*THE TASK*
Copy out the records in full, word for word, without pictures.
◇ ◇ ◇ ◇ ◇
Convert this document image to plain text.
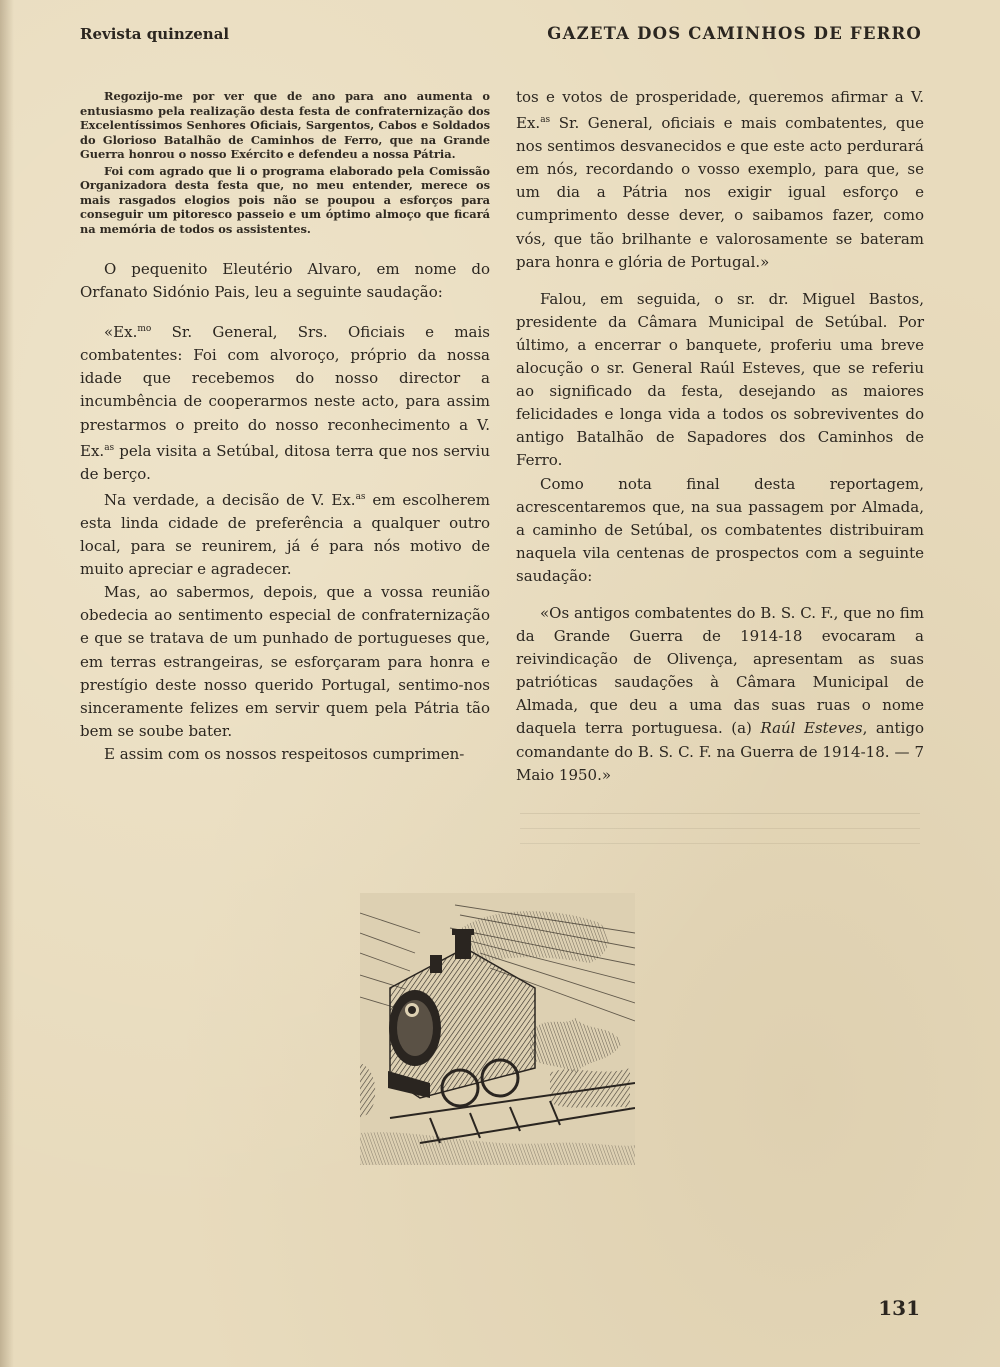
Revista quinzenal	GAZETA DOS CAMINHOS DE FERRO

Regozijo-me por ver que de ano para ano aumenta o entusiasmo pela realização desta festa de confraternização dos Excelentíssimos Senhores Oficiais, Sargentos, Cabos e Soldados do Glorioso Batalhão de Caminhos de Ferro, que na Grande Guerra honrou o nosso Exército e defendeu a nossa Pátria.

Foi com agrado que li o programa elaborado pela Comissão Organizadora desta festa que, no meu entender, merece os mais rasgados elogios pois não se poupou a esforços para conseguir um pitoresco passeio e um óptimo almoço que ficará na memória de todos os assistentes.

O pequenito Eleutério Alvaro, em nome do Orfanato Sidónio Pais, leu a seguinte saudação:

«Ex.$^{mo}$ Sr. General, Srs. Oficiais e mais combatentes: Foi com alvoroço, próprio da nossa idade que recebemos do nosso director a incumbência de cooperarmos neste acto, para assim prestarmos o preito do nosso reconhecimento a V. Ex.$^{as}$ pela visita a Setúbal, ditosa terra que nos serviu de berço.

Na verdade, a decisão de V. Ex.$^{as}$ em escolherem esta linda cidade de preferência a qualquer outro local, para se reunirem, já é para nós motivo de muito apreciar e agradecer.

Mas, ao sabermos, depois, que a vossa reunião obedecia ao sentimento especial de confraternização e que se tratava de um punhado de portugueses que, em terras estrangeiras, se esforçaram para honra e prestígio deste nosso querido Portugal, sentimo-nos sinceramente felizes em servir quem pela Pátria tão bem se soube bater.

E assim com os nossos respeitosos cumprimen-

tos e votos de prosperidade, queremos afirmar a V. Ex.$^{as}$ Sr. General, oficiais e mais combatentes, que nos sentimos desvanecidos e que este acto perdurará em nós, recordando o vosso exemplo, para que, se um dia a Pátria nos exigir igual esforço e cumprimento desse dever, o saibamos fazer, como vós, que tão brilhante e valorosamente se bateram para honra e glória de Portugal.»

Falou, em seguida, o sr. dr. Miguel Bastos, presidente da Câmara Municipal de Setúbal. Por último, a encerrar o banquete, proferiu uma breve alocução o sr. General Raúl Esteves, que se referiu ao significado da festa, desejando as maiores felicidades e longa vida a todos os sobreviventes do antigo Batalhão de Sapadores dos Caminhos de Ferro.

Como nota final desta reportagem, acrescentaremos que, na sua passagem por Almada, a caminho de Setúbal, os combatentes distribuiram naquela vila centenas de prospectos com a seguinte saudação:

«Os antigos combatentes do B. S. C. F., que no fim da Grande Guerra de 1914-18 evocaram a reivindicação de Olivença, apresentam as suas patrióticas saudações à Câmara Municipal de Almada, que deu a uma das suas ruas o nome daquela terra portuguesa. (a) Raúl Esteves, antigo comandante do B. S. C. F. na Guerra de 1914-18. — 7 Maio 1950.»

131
◇ ◇ ◇ ◇ ◇
*SOLUTION*
Convert this document image to plain text.
Revista quinzenal	GAZETA DOS CAMINHOS DE FERRO

Regozijo-me por ver que de ano para ano aumenta o entusiasmo pela realização desta festa de confraternização dos Excelentíssimos Senhores Oficiais, Sargentos, Cabos e Soldados do Glorioso Batalhão de Caminhos de Ferro, que na Grande Guerra honrou o nosso Exército e defendeu a nossa Pátria.

Foi com agrado que li o programa elaborado pela Comissão Organizadora desta festa que, no meu entender, merece os mais rasgados elogios pois não se poupou a esforços para conseguir um pitoresco passeio e um óptimo almoço que ficará na memória de todos os assistentes.

O pequenito Eleutério Alvaro, em nome do Orfanato Sidónio Pais, leu a seguinte saudação:

«Ex.$^{mo}$ Sr. General, Srs. Oficiais e mais combatentes: Foi com alvoroço, próprio da nossa idade que recebemos do nosso director a incumbência de cooperarmos neste acto, para assim prestarmos o preito do nosso reconhecimento a V. Ex.$^{as}$ pela visita a Setúbal, ditosa terra que nos serviu de berço.

Na verdade, a decisão de V. Ex.$^{as}$ em escolherem esta linda cidade de preferência a qualquer outro local, para se reunirem, já é para nós motivo de muito apreciar e agradecer.

Mas, ao sabermos, depois, que a vossa reunião obedecia ao sentimento especial de confraternização e que se tratava de um punhado de portugueses que, em terras estrangeiras, se esforçaram para honra e prestígio deste nosso querido Portugal, sentimo-nos sinceramente felizes em servir quem pela Pátria tão bem se soube bater.

E assim com os nossos respeitosos cumprimen-

tos e votos de prosperidade, queremos afirmar a V. Ex.$^{as}$ Sr. General, oficiais e mais combatentes, que nos sentimos desvanecidos e que este acto perdurará em nós, recordando o vosso exemplo, para que, se um dia a Pátria nos exigir igual esforço e cumprimento desse dever, o saibamos fazer, como vós, que tão brilhante e valorosamente se bateram para honra e glória de Portugal.»

Falou, em seguida, o sr. dr. Miguel Bastos, presidente da Câmara Municipal de Setúbal. Por último, a encerrar o banquete, proferiu uma breve alocução o sr. General Raúl Esteves, que se referiu ao significado da festa, desejando as maiores felicidades e longa vida a todos os sobreviventes do antigo Batalhão de Sapadores dos Caminhos de Ferro.

Como nota final desta reportagem, acrescentaremos que, na sua passagem por Almada, a caminho de Setúbal, os combatentes distribuiram naquela vila centenas de prospectos com a seguinte saudação:

«Os antigos combatentes do B. S. C. F., que no fim da Grande Guerra de 1914-18 evocaram a reivindicação de Olivença, apresentam as suas patrióticas saudações à Câmara Municipal de Almada, que deu a uma das suas ruas o nome daquela terra portuguesa. (a) Raúl Esteves, antigo comandante do B. S. C. F. na Guerra de 1914-18. — 7 Maio 1950.»

131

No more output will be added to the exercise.